> [GIVEN TASK] Pick out the lines below with "circle" and list them.

> [RECORDS SUPPLIED]
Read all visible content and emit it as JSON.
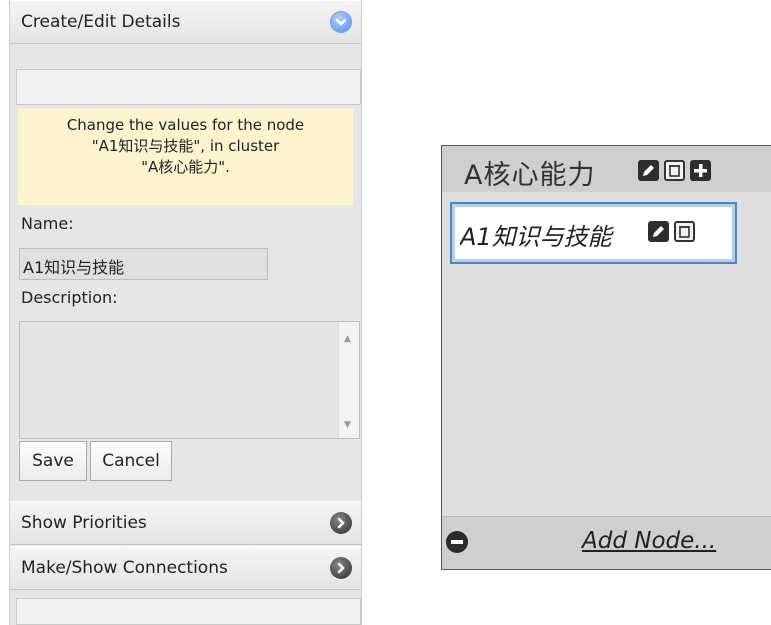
{
  "details_panel": {
    "header_label": "Create/Edit Details",
    "info_line1": "Change the values for the node",
    "info_line2": "\"A1知识与技能\", in cluster",
    "info_line3": "\"A核心能力\".",
    "name_label": "Name:",
    "name_value": "A1知识与技能",
    "description_label": "Description:",
    "description_value": "",
    "save_label": "Save",
    "cancel_label": "Cancel"
  },
  "sections": [
    {
      "label": "Show Priorities"
    },
    {
      "label": "Make/Show Connections"
    }
  ],
  "cluster": {
    "title": "A核心能力",
    "node_label": "A1知识与技能",
    "add_node_label": "Add Node..."
  },
  "colors": {
    "panel_bg": "#e6e6e6",
    "info_bg": "#fdf3cc",
    "expanded_icon": "#4a86e8",
    "node_border": "#4a86c5"
  },
  "icons": {
    "expanded": "chevron-down-circle-icon",
    "collapsed": "chevron-right-circle-icon",
    "edit": "pencil-icon",
    "delete": "trash-icon",
    "add": "plus-icon",
    "remove": "minus-circle-icon"
  }
}
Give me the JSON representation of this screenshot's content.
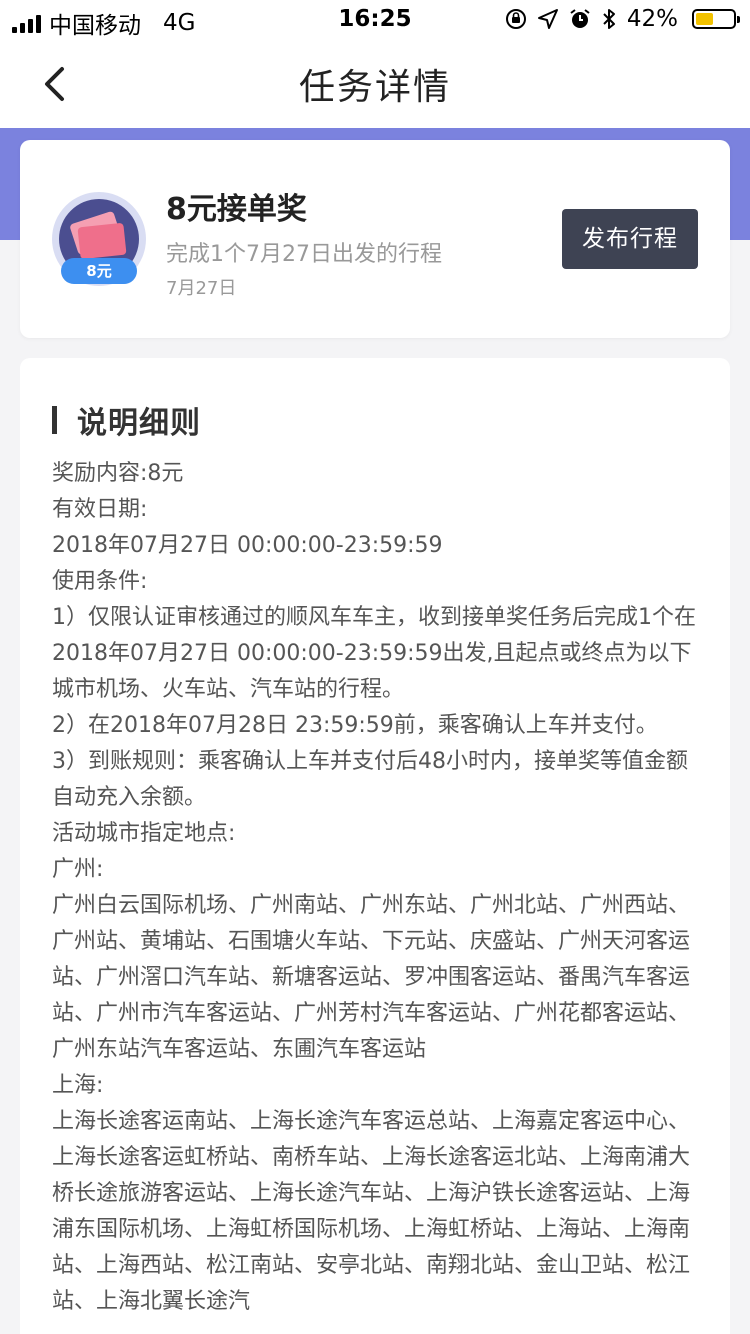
{
  "status_bar": {
    "carrier": "中国移动",
    "network": "4G",
    "time": "16:25",
    "battery_percent": "42%",
    "battery_level": 0.42
  },
  "nav": {
    "title": "任务详情"
  },
  "reward_card": {
    "badge": "8元",
    "title": "8元接单奖",
    "description": "完成1个7月27日出发的行程",
    "date": "7月27日",
    "publish_button": "发布行程"
  },
  "details": {
    "section_title": "说明细则",
    "lines": [
      "奖励内容:8元",
      "有效日期:",
      "2018年07月27日 00:00:00-23:59:59",
      "使用条件:",
      "1）仅限认证审核通过的顺风车车主，收到接单奖任务后完成1个在2018年07月27日 00:00:00-23:59:59出发,且起点或终点为以下城市机场、火车站、汽车站的行程。",
      "2）在2018年07月28日 23:59:59前，乘客确认上车并支付。",
      "3）到账规则：乘客确认上车并支付后48小时内，接单奖等值金额自动充入余额。",
      "活动城市指定地点:",
      "广州:",
      "广州白云国际机场、广州南站、广州东站、广州北站、广州西站、广州站、黄埔站、石围塘火车站、下元站、庆盛站、广州天河客运站、广州滘口汽车站、新塘客运站、罗冲围客运站、番禺汽车客运站、广州市汽车客运站、广州芳村汽车客运站、广州花都客运站、广州东站汽车客运站、东圃汽车客运站",
      "上海:",
      "上海长途客运南站、上海长途汽车客运总站、上海嘉定客运中心、上海长途客运虹桥站、南桥车站、上海长途客运北站、上海南浦大桥长途旅游客运站、上海长途汽车站、上海沪铁长途客运站、上海浦东国际机场、上海虹桥国际机场、上海虹桥站、上海站、上海南站、上海西站、松江南站、安亭北站、南翔北站、金山卫站、松江站、上海北翼长途汽"
    ]
  }
}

> [RESULT OF THIS EXERCISE]
    "expanded": "chevron-down-circle-icon",
    "collapsed": "chevron-right-circle-icon",
    "remove": "minus-circle-icon"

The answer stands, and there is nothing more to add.